• **Task description**
Your task is to copy the listing exactly. Drop any pictures from the copy.

# START OF Material

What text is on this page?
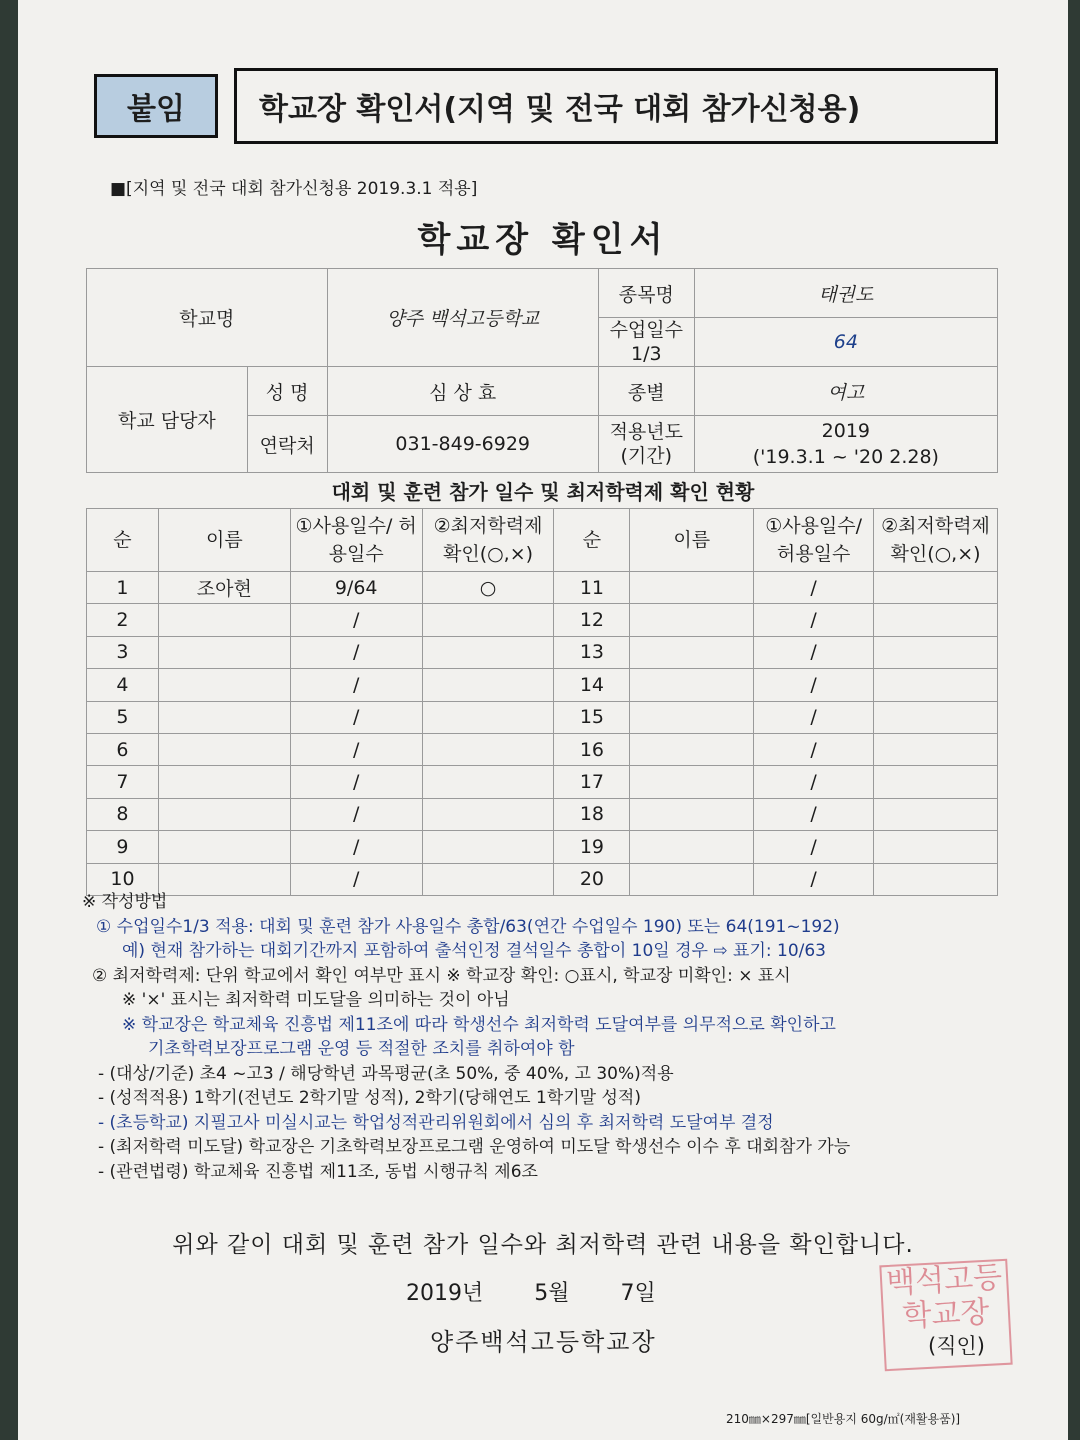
붙임	학교장 확인서(지역 및 전국 대회 참가신청용)
■[지역 및 전국 대회 참가신청용 2019.3.1 적용]
학교장 확인서
학교명		양주 백석고등학교	종목명	태권도
			수업일수 1/3	64
학교 담당자	성 명	심 상 효	종별	여고
	연락처	031-849-6929	적용년도 (기간)	2019
('19.3.1 ~ '20 2.28)
대회 및 훈련 참가 일수 및 최저학력제 확인 현황
순	이름	①사용일수/ 허용일수	②최저학력제 확인(○,×)	순	이름	①사용일수/ 허용일수	②최저학력제 확인(○,×)
1	조아현	9/64	○	11		/	
2		/		12		/	
3		/		13		/	
4		/		14		/	
5		/		15		/	
6		/		16		/	
7		/		17		/	
8		/		18		/	
9		/		19		/	
10		/		20		/	
※ 작성방법
① 수업일수1/3 적용: 대회 및 훈련 참가 사용일수 총합/63(연간 수업일수 190) 또는 64(191~192)
예) 현재 참가하는 대회기간까지 포함하여 출석인정 결석일수 총합이 10일 경우 ⇨ 표기: 10/63
② 최저학력제: 단위 학교에서 확인 여부만 표시 ※ 학교장 확인: ○표시, 학교장 미확인: × 표시
※ '×' 표시는 최저학력 미도달을 의미하는 것이 아님
※ 학교장은 학교체육 진흥법 제11조에 따라 학생선수 최저학력 도달여부를 의무적으로 확인하고
기초학력보장프로그램 운영 등 적절한 조치를 취하여야 함
- (대상/기준) 초4 ~고3 / 해당학년 과목평균(초 50%, 중 40%, 고 30%)적용
- (성적적용) 1학기(전년도 2학기말 성적), 2학기(당해연도 1학기말 성적)
- (초등학교) 지필고사 미실시교는 학업성적관리위원회에서 심의 후 최저학력 도달여부 결정
- (최저학력 미도달) 학교장은 기초학력보장프로그램 운영하여 미도달 학생선수 이수 후 대회참가 가능
- (관련법령) 학교체육 진흥법 제11조, 동법 시행규칙 제6조
위와 같이 대회 및 훈련 참가 일수와 최저학력 관련 내용을 확인합니다.
2019년 5월 7일
양주백석고등학교장
백석고등학교장
(직인)
210㎜×297㎜[일반용지 60g/㎡(재활용품)]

# END OF Material

• **Complete output**
What text is on this page?
붙임	학교장 확인서(지역 및 전국 대회 참가신청용)
■[지역 및 전국 대회 참가신청용 2019.3.1 적용]
학교장 확인서
학교명		양주 백석고등학교	종목명	태권도
			수업일수 1/3	64
학교 담당자	성 명	심 상 효	종별	여고
	연락처	031-849-6929	적용년도 (기간)	2019
('19.3.1 ~ '20 2.28)
대회 및 훈련 참가 일수 및 최저학력제 확인 현황
순	이름	①사용일수/ 허용일수	②최저학력제 확인(○,×)	순	이름	①사용일수/ 허용일수	②최저학력제 확인(○,×)
1	조아현	9/64	○	11		/	
2		/		12		/	
3		/		13		/	
4		/		14		/	
5		/		15		/	
6		/		16		/	
7		/		17		/	
8		/		18		/	
9		/		19		/	
10		/		20		/	
※ 작성방법
① 수업일수1/3 적용: 대회 및 훈련 참가 사용일수 총합/63(연간 수업일수 190) 또는 64(191~192)
예) 현재 참가하는 대회기간까지 포함하여 출석인정 결석일수 총합이 10일 경우 ⇨ 표기: 10/63
② 최저학력제: 단위 학교에서 확인 여부만 표시 ※ 학교장 확인: ○표시, 학교장 미확인: × 표시
※ '×' 표시는 최저학력 미도달을 의미하는 것이 아님
※ 학교장은 학교체육 진흥법 제11조에 따라 학생선수 최저학력 도달여부를 의무적으로 확인하고
기초학력보장프로그램 운영 등 적절한 조치를 취하여야 함
- (대상/기준) 초4 ~고3 / 해당학년 과목평균(초 50%, 중 40%, 고 30%)적용
- (성적적용) 1학기(전년도 2학기말 성적), 2학기(당해연도 1학기말 성적)
- (초등학교) 지필고사 미실시교는 학업성적관리위원회에서 심의 후 최저학력 도달여부 결정
- (최저학력 미도달) 학교장은 기초학력보장프로그램 운영하여 미도달 학생선수 이수 후 대회참가 가능
- (관련법령) 학교체육 진흥법 제11조, 동법 시행규칙 제6조
위와 같이 대회 및 훈련 참가 일수와 최저학력 관련 내용을 확인합니다.
2019년 5월 7일
양주백석고등학교장
백석고등학교장
(직인)
210㎜×297㎜[일반용지 60g/㎡(재활용품)]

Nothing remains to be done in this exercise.